Dataset rows:
__________________________________________________

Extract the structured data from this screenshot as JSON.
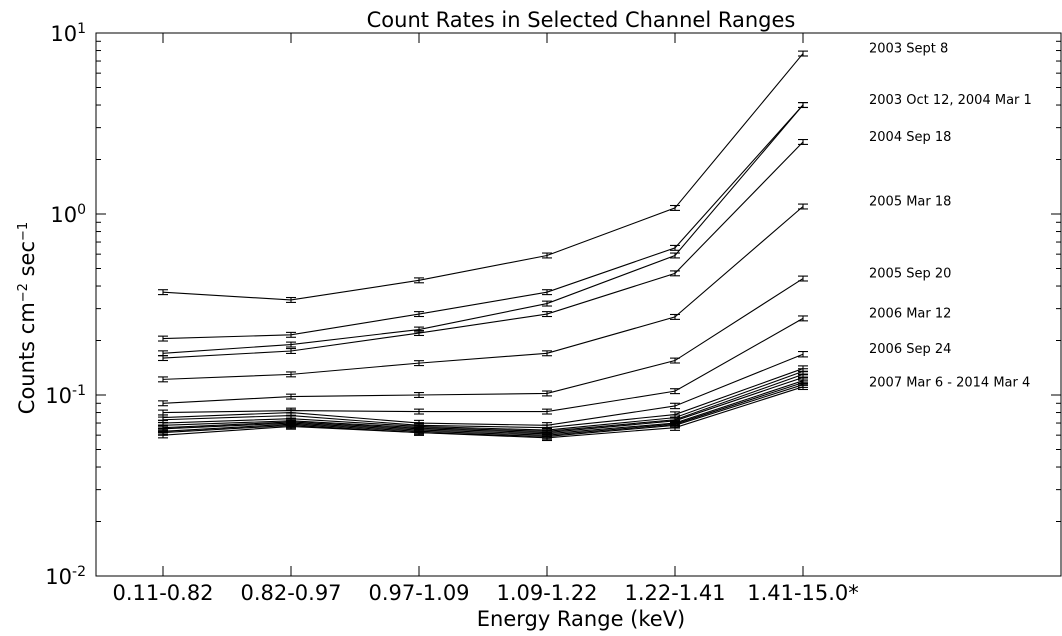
{
  "chart_data": {
    "type": "line",
    "title": "Count Rates in Selected Channel Ranges",
    "xlabel": "Energy Range (keV)",
    "ylabel": "Counts cm−2 sec−1",
    "ylabel_parts": {
      "main": "Counts cm",
      "exp1": "−2",
      "mid": " sec",
      "exp2": "−1"
    },
    "yscale": "log",
    "ylim": [
      0.01,
      10
    ],
    "yticks": [
      {
        "base": "10",
        "exp": "-2",
        "value": 0.01
      },
      {
        "base": "10",
        "exp": "-1",
        "value": 0.1
      },
      {
        "base": "10",
        "exp": "0",
        "value": 1
      },
      {
        "base": "10",
        "exp": "1",
        "value": 10
      }
    ],
    "categories": [
      "0.11-0.82",
      "0.82-0.97",
      "0.97-1.09",
      "1.09-1.22",
      "1.22-1.41",
      "1.41-15.0*"
    ],
    "grid": false,
    "legend": "none",
    "series": [
      {
        "values": [
          0.37,
          0.335,
          0.43,
          0.59,
          1.08,
          7.7
        ],
        "err": 0.012
      },
      {
        "values": [
          0.205,
          0.215,
          0.28,
          0.37,
          0.65,
          4.0
        ],
        "err": 0.012
      },
      {
        "values": [
          0.17,
          0.19,
          0.23,
          0.32,
          0.59,
          4.0
        ],
        "err": 0.012
      },
      {
        "values": [
          0.16,
          0.175,
          0.22,
          0.28,
          0.47,
          2.5
        ],
        "err": 0.012
      },
      {
        "values": [
          0.122,
          0.13,
          0.15,
          0.17,
          0.27,
          1.1
        ],
        "err": 0.012
      },
      {
        "values": [
          0.09,
          0.098,
          0.1,
          0.102,
          0.155,
          0.44
        ],
        "err": 0.012
      },
      {
        "values": [
          0.08,
          0.082,
          0.081,
          0.081,
          0.105,
          0.265
        ],
        "err": 0.012
      },
      {
        "values": [
          0.075,
          0.08,
          0.07,
          0.068,
          0.087,
          0.168
        ],
        "err": 0.015
      },
      {
        "values": [
          0.073,
          0.077,
          0.068,
          0.066,
          0.078,
          0.14
        ],
        "err": 0.015
      },
      {
        "values": [
          0.07,
          0.074,
          0.067,
          0.064,
          0.075,
          0.135
        ],
        "err": 0.015
      },
      {
        "values": [
          0.068,
          0.072,
          0.066,
          0.063,
          0.073,
          0.13
        ],
        "err": 0.015
      },
      {
        "values": [
          0.066,
          0.071,
          0.065,
          0.062,
          0.072,
          0.125
        ],
        "err": 0.015
      },
      {
        "values": [
          0.065,
          0.07,
          0.064,
          0.061,
          0.07,
          0.12
        ],
        "err": 0.015
      },
      {
        "values": [
          0.063,
          0.069,
          0.063,
          0.06,
          0.069,
          0.117
        ],
        "err": 0.015
      },
      {
        "values": [
          0.062,
          0.068,
          0.062,
          0.059,
          0.068,
          0.114
        ],
        "err": 0.015
      },
      {
        "values": [
          0.06,
          0.067,
          0.062,
          0.058,
          0.066,
          0.111
        ],
        "err": 0.015
      }
    ],
    "annotations": [
      {
        "text": "2003 Sept 8",
        "y": 7.7
      },
      {
        "text": "2003 Oct 12, 2004 Mar 1",
        "y": 4.0
      },
      {
        "text": "2004 Sep 18",
        "y": 2.5
      },
      {
        "text": "2005 Mar 18",
        "y": 1.1
      },
      {
        "text": "2005 Sep 20",
        "y": 0.44
      },
      {
        "text": "2006 Mar 12",
        "y": 0.265
      },
      {
        "text": "2006 Sep 24",
        "y": 0.168
      },
      {
        "text": "2007 Mar 6 - 2014 Mar 4",
        "y": 0.11
      }
    ]
  }
}
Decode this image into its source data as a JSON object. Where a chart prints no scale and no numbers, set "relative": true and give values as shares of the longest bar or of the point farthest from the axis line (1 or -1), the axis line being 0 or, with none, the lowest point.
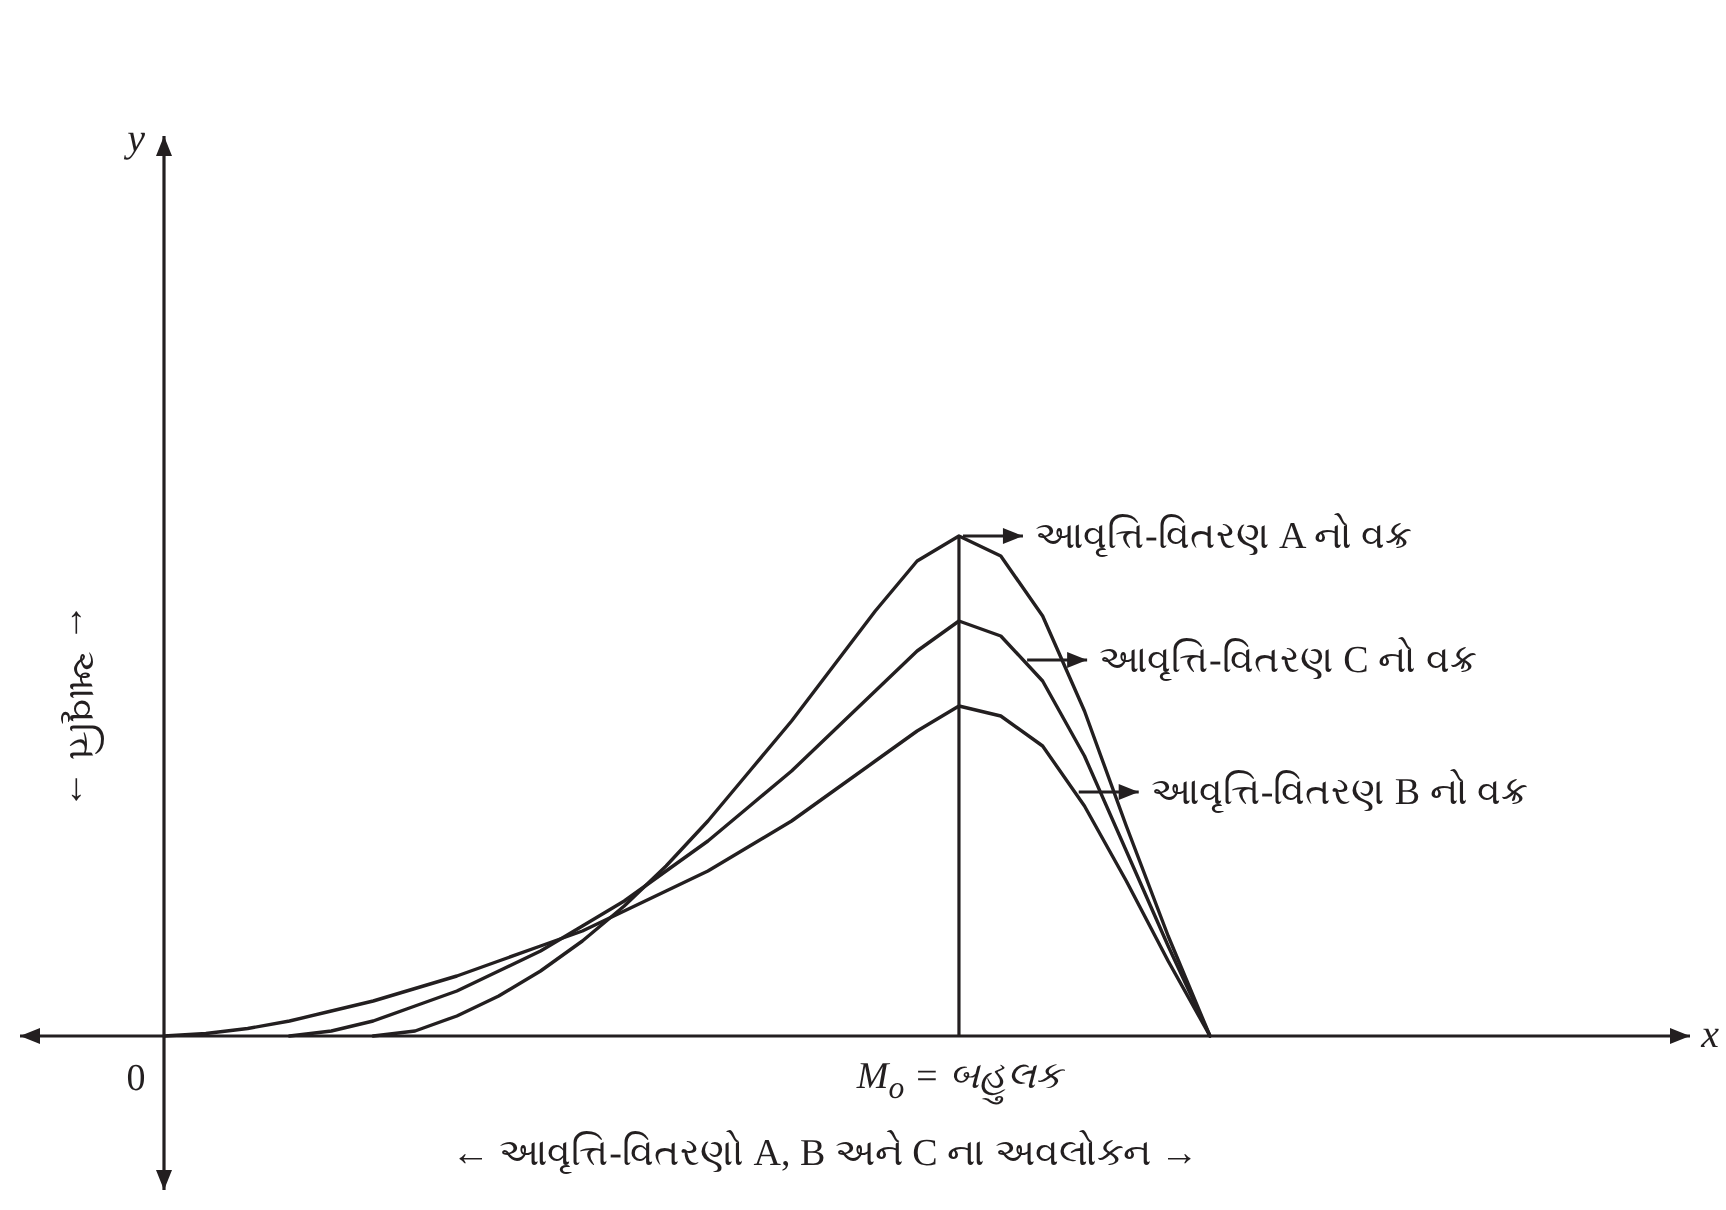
{
  "chart_data": {
    "type": "line",
    "relative": true,
    "xlabel": "← આવૃત્તિ-વિતરણો A, B અને C ના અવલોકન →",
    "ylabel": "← આવૃત્તિ →",
    "legend": "right",
    "annotations": [
      "x",
      "y",
      "0",
      "M$_{o}$ = બહુલક"
    ],
    "categories": [
      null,
      null,
      null,
      null,
      null,
      null,
      null,
      null,
      null,
      null,
      null,
      null,
      null,
      null,
      null,
      null,
      null,
      null,
      null,
      null,
      null,
      null,
      null,
      null,
      null,
      null
    ],
    "series": [
      {
        "name": "આવૃત્તિ-વિતરણ A નો વક્ર",
        "color": "#231f20",
        "values": [
          null,
          null,
          null,
          null,
          null,
          0,
          0.01,
          0.04,
          0.08,
          0.13,
          0.19,
          0.26,
          0.34,
          0.43,
          0.53,
          0.63,
          0.74,
          0.85,
          0.95,
          1,
          0.96,
          0.84,
          0.65,
          0.42,
          0.2,
          0
        ]
      },
      {
        "name": "આવૃત્તિ-વિતરણ C નો વક્ર",
        "color": "#231f20",
        "values": [
          null,
          null,
          null,
          0,
          0.01,
          0.03,
          0.06,
          0.09,
          0.13,
          0.17,
          0.22,
          0.27,
          0.33,
          0.39,
          0.46,
          0.53,
          0.61,
          0.69,
          0.77,
          0.83,
          0.8,
          0.71,
          0.56,
          0.37,
          0.18,
          0
        ]
      },
      {
        "name": "આવૃત્તિ-વિતરણ B નો વક્ર",
        "color": "#231f20",
        "values": [
          0,
          0.005,
          0.015,
          0.03,
          0.05,
          0.07,
          0.095,
          0.12,
          0.15,
          0.18,
          0.21,
          0.25,
          0.29,
          0.33,
          0.38,
          0.43,
          0.49,
          0.55,
          0.61,
          0.66,
          0.64,
          0.58,
          0.46,
          0.31,
          0.15,
          0
        ]
      }
    ]
  }
}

__________________________________________________

◆ Exercise:
Restate each entry word for word, please, but drop any images it holds.

◆ Exercise result:
Extract the structured data from this screenshot as JSON.
{
  "chart_data": {
    "type": "line",
    "title": "Count Rates in Selected Channel Ranges",
    "xlabel": "Energy Range (keV)",
    "ylabel": "Counts cm−2 sec−1",
    "ylabel_parts": {
      "main": "Counts cm",
      "exp1": "−2",
      "mid": " sec",
      "exp2": "−1"
    },
    "yscale": "log",
    "ylim": [
      0.01,
      10
    ],
    "yticks": [
      {
        "base": "10",
        "exp": "-2",
        "value": 0.01
      },
      {
        "base": "10",
        "exp": "-1",
        "value": 0.1
      },
      {
        "base": "10",
        "exp": "0",
        "value": 1
      },
      {
        "base": "10",
        "exp": "1",
        "value": 10
      }
    ],
    "categories": [
      "0.11-0.82",
      "0.82-0.97",
      "0.97-1.09",
      "1.09-1.22",
      "1.22-1.41",
      "1.41-15.0*"
    ],
    "grid": false,
    "legend": "none",
    "series": [
      {
        "values": [
          0.37,
          0.335,
          0.43,
          0.59,
          1.08,
          7.7
        ],
        "err": 0.012
      },
      {
        "values": [
          0.205,
          0.215,
          0.28,
          0.37,
          0.65,
          4.0
        ],
        "err": 0.012
      },
      {
        "values": [
          0.17,
          0.19,
          0.23,
          0.32,
          0.59,
          4.0
        ],
        "err": 0.012
      },
      {
        "values": [
          0.16,
          0.175,
          0.22,
          0.28,
          0.47,
          2.5
        ],
        "err": 0.012
      },
      {
        "values": [
          0.122,
          0.13,
          0.15,
          0.17,
          0.27,
          1.1
        ],
        "err": 0.012
      },
      {
        "values": [
          0.09,
          0.098,
          0.1,
          0.102,
          0.155,
          0.44
        ],
        "err": 0.012
      },
      {
        "values": [
          0.08,
          0.082,
          0.081,
          0.081,
          0.105,
          0.265
        ],
        "err": 0.012
      },
      {
        "values": [
          0.075,
          0.08,
          0.07,
          0.068,
          0.087,
          0.168
        ],
        "err": 0.015
      },
      {
        "values": [
          0.073,
          0.077,
          0.068,
          0.066,
          0.078,
          0.14
        ],
        "err": 0.015
      },
      {
        "values": [
          0.07,
          0.074,
          0.067,
          0.064,
          0.075,
          0.135
        ],
        "err": 0.015
      },
      {
        "values": [
          0.068,
          0.072,
          0.066,
          0.063,
          0.073,
          0.13
        ],
        "err": 0.015
      },
      {
        "values": [
          0.066,
          0.071,
          0.065,
          0.062,
          0.072,
          0.125
        ],
        "err": 0.015
      },
      {
        "values": [
          0.065,
          0.07,
          0.064,
          0.061,
          0.07,
          0.12
        ],
        "err": 0.015
      },
      {
        "values": [
          0.063,
          0.069,
          0.063,
          0.06,
          0.069,
          0.117
        ],
        "err": 0.015
      },
      {
        "values": [
          0.062,
          0.068,
          0.062,
          0.059,
          0.068,
          0.114
        ],
        "err": 0.015
      },
      {
        "values": [
          0.06,
          0.067,
          0.062,
          0.058,
          0.066,
          0.111
        ],
        "err": 0.015
      }
    ],
    "annotations": [
      {
        "text": "2003 Sept 8",
        "y": 7.7
      },
      {
        "text": "2003 Oct 12, 2004 Mar 1",
        "y": 4.0
      },
      {
        "text": "2004 Sep 18",
        "y": 2.5
      },
      {
        "text": "2005 Mar 18",
        "y": 1.1
      },
      {
        "text": "2005 Sep 20",
        "y": 0.44
      },
      {
        "text": "2006 Mar 12",
        "y": 0.265
      },
      {
        "text": "2006 Sep 24",
        "y": 0.168
      },
      {
        "text": "2007 Mar 6 - 2014 Mar 4",
        "y": 0.11
      }
    ]
  }
}
Decode this image into its source data as a JSON object. Where a chart prints no scale and no numbers, set "relative": true and give values as shares of the longest bar or of the point farthest from the axis line (1 or -1), the axis line being 0 or, with none, the lowest point.
{
  "chart_data": {
    "type": "line",
    "relative": true,
    "xlabel": "← આવૃત્તિ-વિતરણો A, B અને C ના અવલોકન →",
    "ylabel": "← આવૃત્તિ →",
    "legend": "right",
    "annotations": [
      "x",
      "y",
      "0",
      "M$_{o}$ = બહુલક"
    ],
    "categories": [
      null,
      null,
      null,
      null,
      null,
      null,
      null,
      null,
      null,
      null,
      null,
      null,
      null,
      null,
      null,
      null,
      null,
      null,
      null,
      null,
      null,
      null,
      null,
      null,
      null,
      null
    ],
    "series": [
      {
        "name": "આવૃત્તિ-વિતરણ A નો વક્ર",
        "color": "#231f20",
        "values": [
          null,
          null,
          null,
          null,
          null,
          0,
          0.01,
          0.04,
          0.08,
          0.13,
          0.19,
          0.26,
          0.34,
          0.43,
          0.53,
          0.63,
          0.74,
          0.85,
          0.95,
          1,
          0.96,
          0.84,
          0.65,
          0.42,
          0.2,
          0
        ]
      },
      {
        "name": "આવૃત્તિ-વિતરણ C નો વક્ર",
        "color": "#231f20",
        "values": [
          null,
          null,
          null,
          0,
          0.01,
          0.03,
          0.06,
          0.09,
          0.13,
          0.17,
          0.22,
          0.27,
          0.33,
          0.39,
          0.46,
          0.53,
          0.61,
          0.69,
          0.77,
          0.83,
          0.8,
          0.71,
          0.56,
          0.37,
          0.18,
          0
        ]
      },
      {
        "name": "આવૃત્તિ-વિતરણ B નો વક્ર",
        "color": "#231f20",
        "values": [
          0,
          0.005,
          0.015,
          0.03,
          0.05,
          0.07,
          0.095,
          0.12,
          0.15,
          0.18,
          0.21,
          0.25,
          0.29,
          0.33,
          0.38,
          0.43,
          0.49,
          0.55,
          0.61,
          0.66,
          0.64,
          0.58,
          0.46,
          0.31,
          0.15,
          0
        ]
      }
    ]
  }
}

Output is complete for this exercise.